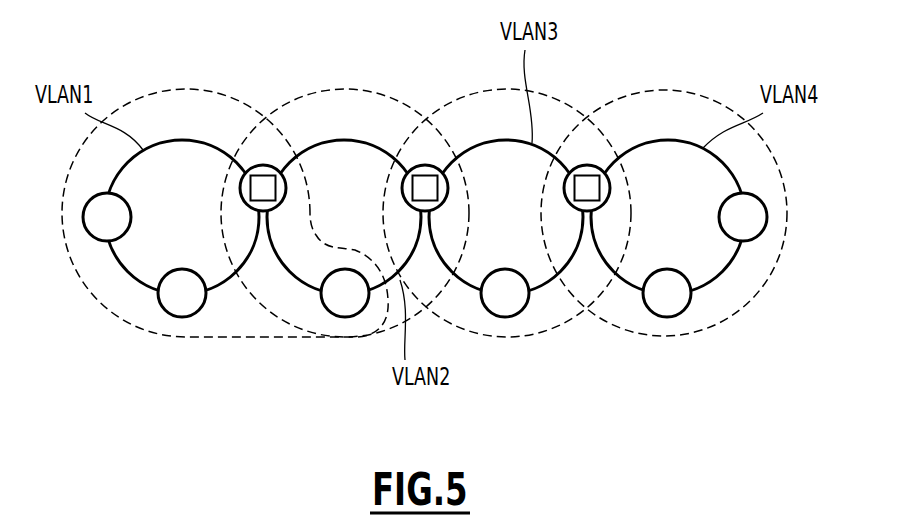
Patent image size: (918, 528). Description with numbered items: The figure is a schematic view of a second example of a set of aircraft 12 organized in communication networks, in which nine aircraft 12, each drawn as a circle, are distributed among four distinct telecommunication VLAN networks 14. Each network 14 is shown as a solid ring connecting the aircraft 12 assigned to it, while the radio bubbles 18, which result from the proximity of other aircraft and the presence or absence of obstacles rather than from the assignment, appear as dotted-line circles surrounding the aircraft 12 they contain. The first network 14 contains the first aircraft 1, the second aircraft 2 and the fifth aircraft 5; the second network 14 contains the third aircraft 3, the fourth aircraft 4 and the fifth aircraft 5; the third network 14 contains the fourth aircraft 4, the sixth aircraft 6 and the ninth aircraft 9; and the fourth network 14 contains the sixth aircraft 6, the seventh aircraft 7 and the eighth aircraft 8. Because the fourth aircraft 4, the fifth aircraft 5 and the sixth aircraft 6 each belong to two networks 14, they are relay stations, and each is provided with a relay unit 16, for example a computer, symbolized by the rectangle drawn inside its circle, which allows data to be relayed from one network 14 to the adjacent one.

The first aircraft 1 is at (88, 238).
The second aircraft 2 is at (164, 311).
The third aircraft 3 is at (329, 311).
The fourth aircraft 4 is at (403, 183).
The fifth aircraft 5 is at (241, 183).
The sixth aircraft 6 is at (568, 205).
The seventh aircraft 7 is at (760, 238).
The eighth aircraft 8 is at (681, 313).
The ninth aircraft 9 is at (500, 317).
The aircraft 12 is at (425, 220).
The telecommunications network 14 is at (175, 140).
The relay unit 16 is at (267, 183).
The radio bubble 18 is at (103, 283).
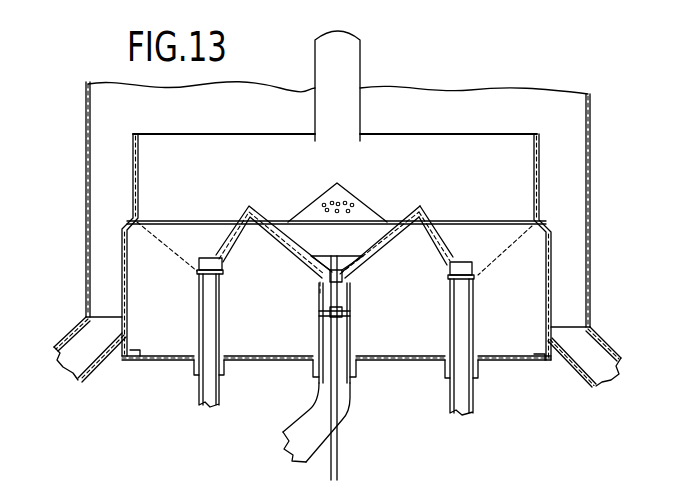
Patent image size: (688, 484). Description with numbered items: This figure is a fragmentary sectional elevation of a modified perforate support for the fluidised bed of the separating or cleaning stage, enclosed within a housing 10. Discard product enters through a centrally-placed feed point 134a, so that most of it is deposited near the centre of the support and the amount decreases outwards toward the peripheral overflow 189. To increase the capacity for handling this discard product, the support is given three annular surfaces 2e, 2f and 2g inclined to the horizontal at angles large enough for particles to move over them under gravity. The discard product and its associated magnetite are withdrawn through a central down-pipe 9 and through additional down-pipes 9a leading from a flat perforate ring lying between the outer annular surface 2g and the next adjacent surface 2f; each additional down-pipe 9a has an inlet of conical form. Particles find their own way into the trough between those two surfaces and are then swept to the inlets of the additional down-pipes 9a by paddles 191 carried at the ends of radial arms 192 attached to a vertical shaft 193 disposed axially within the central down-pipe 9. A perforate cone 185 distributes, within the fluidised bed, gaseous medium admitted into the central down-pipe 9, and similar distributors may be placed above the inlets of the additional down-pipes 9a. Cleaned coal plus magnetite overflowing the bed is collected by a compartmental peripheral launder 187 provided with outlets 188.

The housing 10 is at (87, 142).
The compartmental peripheral launder 187 is at (98, 200).
The outlets 188 is at (75, 331).
The peripheral overflow 189 is at (481, 137).
The centrally-placed feed point 134a is at (356, 61).
The perforate cone 185 is at (322, 194).
The radial arms 192 is at (334, 233).
The annular surface 2e is at (392, 252).
The annular surface 2f is at (441, 264).
The annular surface 2g is at (498, 258).
The paddles 191 is at (204, 256).
The additional down-pipes 9a is at (199, 390).
The central down-pipe 9 is at (312, 414).
The vertical shaft 193 is at (340, 413).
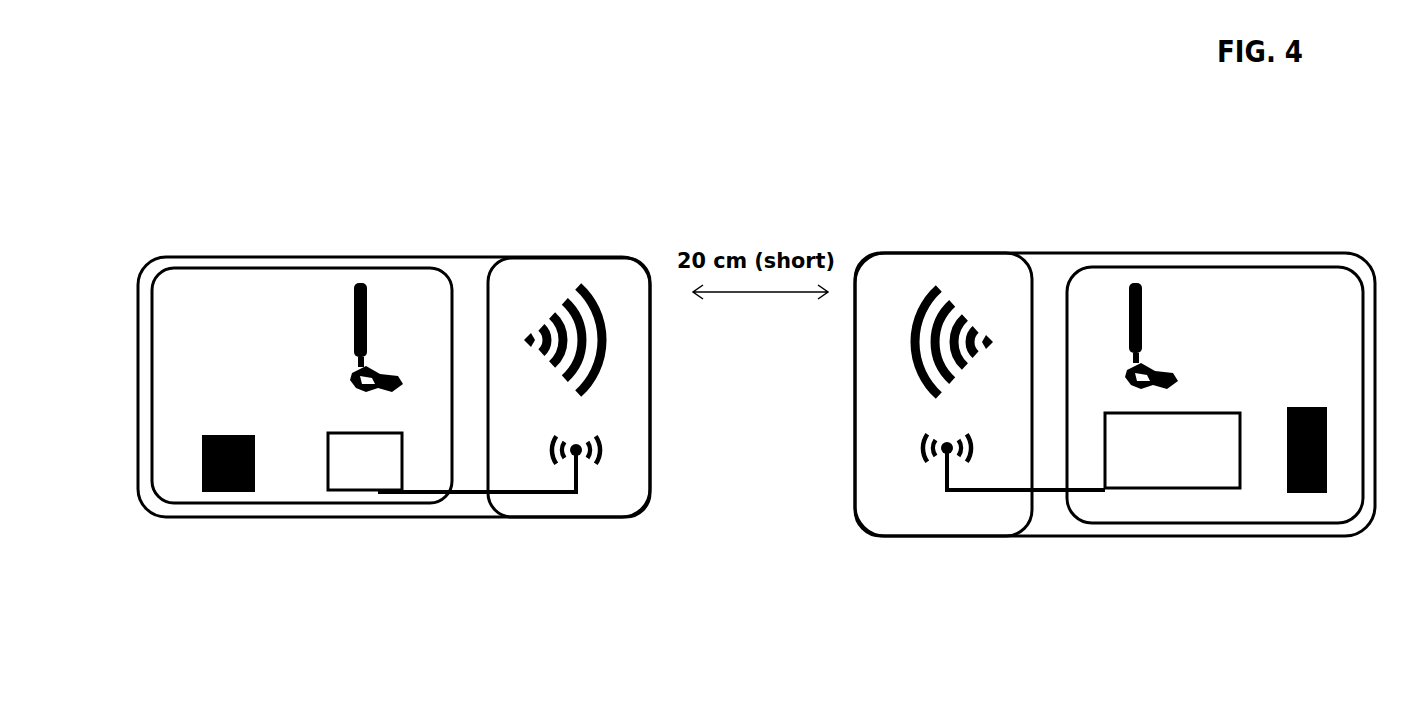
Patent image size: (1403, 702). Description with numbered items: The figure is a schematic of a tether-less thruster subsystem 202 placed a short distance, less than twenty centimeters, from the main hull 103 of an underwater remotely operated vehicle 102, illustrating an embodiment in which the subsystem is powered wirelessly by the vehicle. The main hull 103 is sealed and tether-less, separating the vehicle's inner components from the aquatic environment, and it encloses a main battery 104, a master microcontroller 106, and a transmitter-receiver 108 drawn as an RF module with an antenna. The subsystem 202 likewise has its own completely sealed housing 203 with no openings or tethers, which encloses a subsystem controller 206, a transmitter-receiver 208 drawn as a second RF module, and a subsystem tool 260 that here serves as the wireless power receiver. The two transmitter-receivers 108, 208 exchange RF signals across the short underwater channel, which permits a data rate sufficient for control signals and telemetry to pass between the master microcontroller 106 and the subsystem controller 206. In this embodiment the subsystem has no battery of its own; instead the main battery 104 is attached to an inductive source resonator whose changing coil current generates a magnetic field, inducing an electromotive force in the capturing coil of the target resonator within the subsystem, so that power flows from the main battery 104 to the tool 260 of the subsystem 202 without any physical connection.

The ROV 102 is at (1373, 198).
The main hull 103 is at (1366, 262).
The main battery 104 is at (1210, 480).
The master microcontroller 106 is at (1307, 493).
The transmitter-receiver 108 is at (1113, 337).
The subsystem 202 is at (655, 170).
The housing 203 is at (165, 270).
The controller 206 is at (224, 492).
The transmitter-receiver 208 is at (222, 302).
The subsystem tool 260 is at (338, 480).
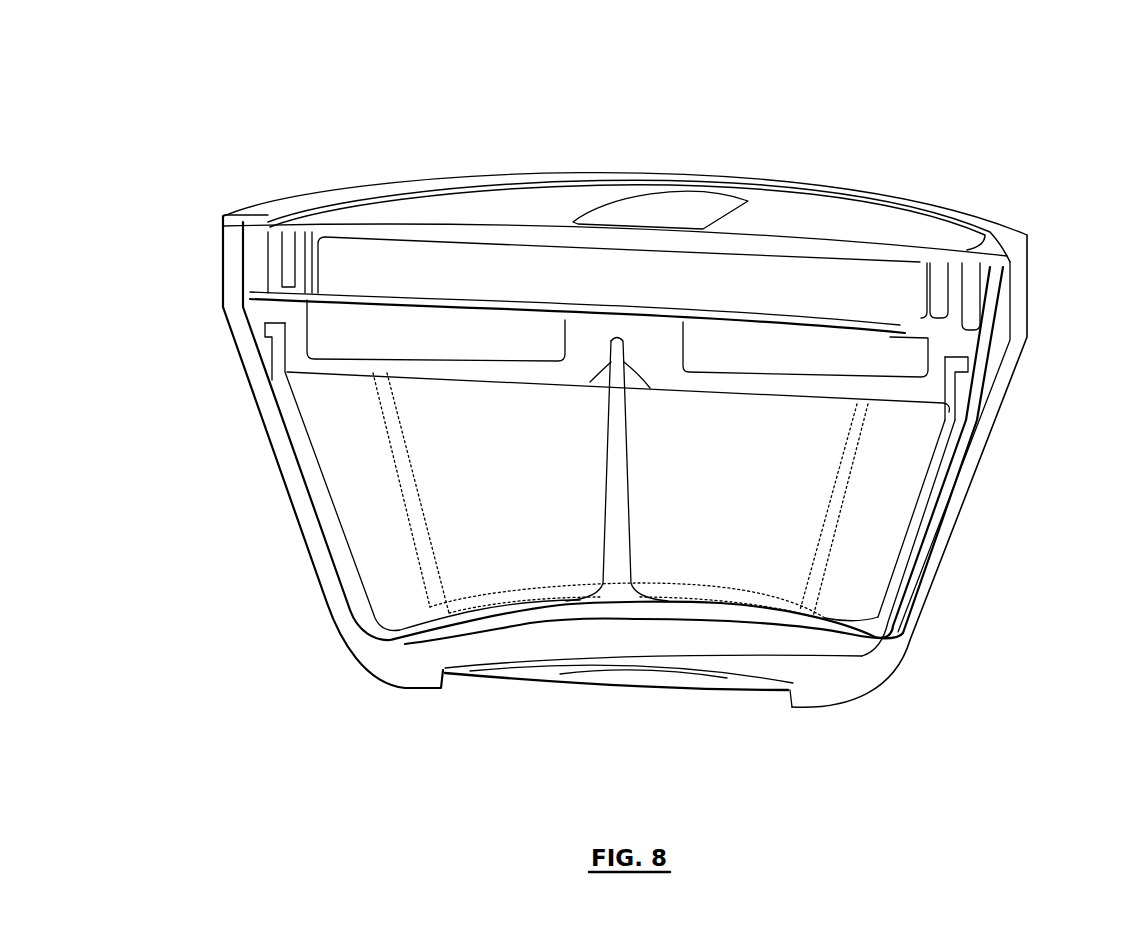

==*==

__Exercise goal__. Reproduce all of the data above word for word, leaving out the pictures.

__The completed task__.
Patent image size: (918, 528). Description with numbered items: The figure is a schematic view of a second example of a set of aircraft 12 organized in communication networks, in which nine aircraft 12, each drawn as a circle, are distributed among four distinct telecommunication VLAN networks 14. Each network 14 is shown as a solid ring connecting the aircraft 12 assigned to it, while the radio bubbles 18, which result from the proximity of other aircraft and the presence or absence of obstacles rather than from the assignment, appear as dotted-line circles surrounding the aircraft 12 they contain. The first network 14 contains the first aircraft 1, the second aircraft 2 and the fifth aircraft 5; the second network 14 contains the third aircraft 3, the fourth aircraft 4 and the fifth aircraft 5; the third network 14 contains the fourth aircraft 4, the sixth aircraft 6 and the ninth aircraft 9; and the fourth network 14 contains the sixth aircraft 6, the seventh aircraft 7 and the eighth aircraft 8. Because the fourth aircraft 4, the fifth aircraft 5 and the sixth aircraft 6 each belong to two networks 14, they are relay stations, and each is provided with a relay unit 16, for example a computer, symbolized by the rectangle drawn inside its circle, which allows data to be relayed from one network 14 to the adjacent one.

The first aircraft 1 is at (88, 238).
The second aircraft 2 is at (164, 311).
The third aircraft 3 is at (329, 311).
The fourth aircraft 4 is at (403, 183).
The fifth aircraft 5 is at (241, 183).
The sixth aircraft 6 is at (568, 205).
The seventh aircraft 7 is at (760, 238).
The eighth aircraft 8 is at (681, 313).
The ninth aircraft 9 is at (500, 317).
The aircraft 12 is at (425, 220).
The telecommunications network 14 is at (175, 140).
The relay unit 16 is at (267, 183).
The radio bubble 18 is at (103, 283).
Patent image size: (688, 484). Description with numbered items: This figure is a fragmentary sectional elevation of a modified perforate support for the fluidised bed of the separating or cleaning stage, enclosed within a housing 10. Discard product enters through a centrally-placed feed point 134a, so that most of it is deposited near the centre of the support and the amount decreases outwards toward the peripheral overflow 189. To increase the capacity for handling this discard product, the support is given three annular surfaces 2e, 2f and 2g inclined to the horizontal at angles large enough for particles to move over them under gravity. The discard product and its associated magnetite are withdrawn through a central down-pipe 9 and through additional down-pipes 9a leading from a flat perforate ring lying between the outer annular surface 2g and the next adjacent surface 2f; each additional down-pipe 9a has an inlet of conical form. Particles find their own way into the trough between those two surfaces and are then swept to the inlets of the additional down-pipes 9a by paddles 191 carried at the ends of radial arms 192 attached to a vertical shaft 193 disposed axially within the central down-pipe 9. A perforate cone 185 distributes, within the fluidised bed, gaseous medium admitted into the central down-pipe 9, and similar distributors may be placed above the inlets of the additional down-pipes 9a. Cleaned coal plus magnetite overflowing the bed is collected by a compartmental peripheral launder 187 provided with outlets 188.

The housing 10 is at (87, 142).
The compartmental peripheral launder 187 is at (98, 200).
The outlets 188 is at (75, 331).
The peripheral overflow 189 is at (481, 137).
The centrally-placed feed point 134a is at (356, 61).
The perforate cone 185 is at (322, 194).
The radial arms 192 is at (334, 233).
The annular surface 2e is at (392, 252).
The annular surface 2f is at (441, 264).
The annular surface 2g is at (498, 258).
The paddles 191 is at (204, 256).
The additional down-pipes 9a is at (199, 390).
The central down-pipe 9 is at (312, 414).
The vertical shaft 193 is at (340, 413).
Patent image size: (1403, 702). Description with numbered items: The figure is a schematic of a tether-less thruster subsystem 202 placed a short distance, less than twenty centimeters, from the main hull 103 of an underwater remotely operated vehicle 102, illustrating an embodiment in which the subsystem is powered wirelessly by the vehicle. The main hull 103 is sealed and tether-less, separating the vehicle's inner components from the aquatic environment, and it encloses a main battery 104, a master microcontroller 106, and a transmitter-receiver 108 drawn as an RF module with an antenna. The subsystem 202 likewise has its own completely sealed housing 203 with no openings or tethers, which encloses a subsystem controller 206, a transmitter-receiver 208 drawn as a second RF module, and a subsystem tool 260 that here serves as the wireless power receiver. The two transmitter-receivers 108, 208 exchange RF signals across the short underwater channel, which permits a data rate sufficient for control signals and telemetry to pass between the master microcontroller 106 and the subsystem controller 206. In this embodiment the subsystem has no battery of its own; instead the main battery 104 is attached to an inductive source resonator whose changing coil current generates a magnetic field, inducing an electromotive force in the capturing coil of the target resonator within the subsystem, so that power flows from the main battery 104 to the tool 260 of the subsystem 202 without any physical connection.

The ROV 102 is at (1373, 198).
The main hull 103 is at (1366, 262).
The main battery 104 is at (1210, 480).
The master microcontroller 106 is at (1307, 493).
The transmitter-receiver 108 is at (1113, 337).
The subsystem 202 is at (655, 170).
The housing 203 is at (165, 270).
The controller 206 is at (224, 492).
The transmitter-receiver 208 is at (222, 302).
The subsystem tool 260 is at (338, 480).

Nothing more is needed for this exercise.